___ INPUT ___

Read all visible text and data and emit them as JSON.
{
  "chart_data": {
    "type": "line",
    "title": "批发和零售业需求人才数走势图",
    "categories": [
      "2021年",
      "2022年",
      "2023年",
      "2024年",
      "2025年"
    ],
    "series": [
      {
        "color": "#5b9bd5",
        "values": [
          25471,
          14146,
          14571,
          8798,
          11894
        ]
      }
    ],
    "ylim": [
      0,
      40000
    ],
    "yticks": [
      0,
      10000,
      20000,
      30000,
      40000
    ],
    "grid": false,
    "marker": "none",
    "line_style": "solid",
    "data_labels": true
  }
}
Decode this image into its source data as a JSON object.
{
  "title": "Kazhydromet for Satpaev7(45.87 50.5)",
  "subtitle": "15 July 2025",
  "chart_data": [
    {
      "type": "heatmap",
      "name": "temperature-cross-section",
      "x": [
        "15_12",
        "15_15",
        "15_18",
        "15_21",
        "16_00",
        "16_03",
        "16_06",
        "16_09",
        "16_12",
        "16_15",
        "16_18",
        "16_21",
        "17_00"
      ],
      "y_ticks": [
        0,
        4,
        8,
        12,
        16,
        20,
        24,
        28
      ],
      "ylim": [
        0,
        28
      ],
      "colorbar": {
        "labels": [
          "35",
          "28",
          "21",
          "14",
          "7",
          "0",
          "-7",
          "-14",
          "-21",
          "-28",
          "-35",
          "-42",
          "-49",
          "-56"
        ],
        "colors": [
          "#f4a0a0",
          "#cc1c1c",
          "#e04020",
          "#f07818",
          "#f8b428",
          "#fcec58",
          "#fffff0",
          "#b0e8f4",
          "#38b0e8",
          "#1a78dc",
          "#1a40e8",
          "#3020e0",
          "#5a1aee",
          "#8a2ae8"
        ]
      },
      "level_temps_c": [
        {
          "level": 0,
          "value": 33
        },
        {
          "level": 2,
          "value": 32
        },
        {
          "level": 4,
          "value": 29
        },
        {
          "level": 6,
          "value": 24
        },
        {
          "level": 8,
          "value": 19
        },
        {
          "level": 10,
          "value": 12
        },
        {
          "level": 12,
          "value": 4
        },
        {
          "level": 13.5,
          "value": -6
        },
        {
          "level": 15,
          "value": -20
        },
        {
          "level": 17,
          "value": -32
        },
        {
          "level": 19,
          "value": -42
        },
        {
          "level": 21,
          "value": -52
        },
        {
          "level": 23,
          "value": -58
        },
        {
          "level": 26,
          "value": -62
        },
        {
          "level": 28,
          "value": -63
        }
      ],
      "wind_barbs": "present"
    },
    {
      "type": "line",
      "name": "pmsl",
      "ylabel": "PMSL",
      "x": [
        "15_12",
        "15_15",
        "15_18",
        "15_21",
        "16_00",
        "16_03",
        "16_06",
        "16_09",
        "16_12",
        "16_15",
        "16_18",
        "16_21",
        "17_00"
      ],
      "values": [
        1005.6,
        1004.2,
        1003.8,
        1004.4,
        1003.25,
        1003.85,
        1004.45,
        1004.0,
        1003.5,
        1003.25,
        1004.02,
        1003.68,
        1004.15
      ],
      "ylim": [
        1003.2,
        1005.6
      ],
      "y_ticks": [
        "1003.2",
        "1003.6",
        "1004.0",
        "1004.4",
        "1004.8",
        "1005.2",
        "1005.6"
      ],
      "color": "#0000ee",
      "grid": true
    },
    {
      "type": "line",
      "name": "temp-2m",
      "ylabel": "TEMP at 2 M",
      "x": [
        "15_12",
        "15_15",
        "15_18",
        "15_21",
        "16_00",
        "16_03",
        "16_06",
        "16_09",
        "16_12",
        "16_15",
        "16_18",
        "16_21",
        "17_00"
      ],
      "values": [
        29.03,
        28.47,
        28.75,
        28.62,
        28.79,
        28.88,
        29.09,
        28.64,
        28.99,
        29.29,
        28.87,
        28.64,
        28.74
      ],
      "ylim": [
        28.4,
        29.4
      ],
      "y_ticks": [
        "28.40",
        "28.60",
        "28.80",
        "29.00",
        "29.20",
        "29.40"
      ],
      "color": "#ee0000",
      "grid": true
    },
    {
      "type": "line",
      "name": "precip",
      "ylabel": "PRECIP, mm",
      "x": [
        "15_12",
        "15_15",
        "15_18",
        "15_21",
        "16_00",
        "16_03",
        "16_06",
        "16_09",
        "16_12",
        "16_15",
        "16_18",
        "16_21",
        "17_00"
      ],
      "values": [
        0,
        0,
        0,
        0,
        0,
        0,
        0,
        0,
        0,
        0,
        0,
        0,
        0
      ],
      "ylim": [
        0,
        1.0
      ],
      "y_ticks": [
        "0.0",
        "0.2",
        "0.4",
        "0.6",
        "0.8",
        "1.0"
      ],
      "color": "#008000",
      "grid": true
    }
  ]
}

___

__TASK INSTRUCTIONS__: Filter out every line that lacks the word "ylabel", and copy the rest.

__ANSWER IN FULL__:
      "ylabel": "PMSL",
      "ylabel": "TEMP at 2 M",
      "ylabel": "PRECIP, mm",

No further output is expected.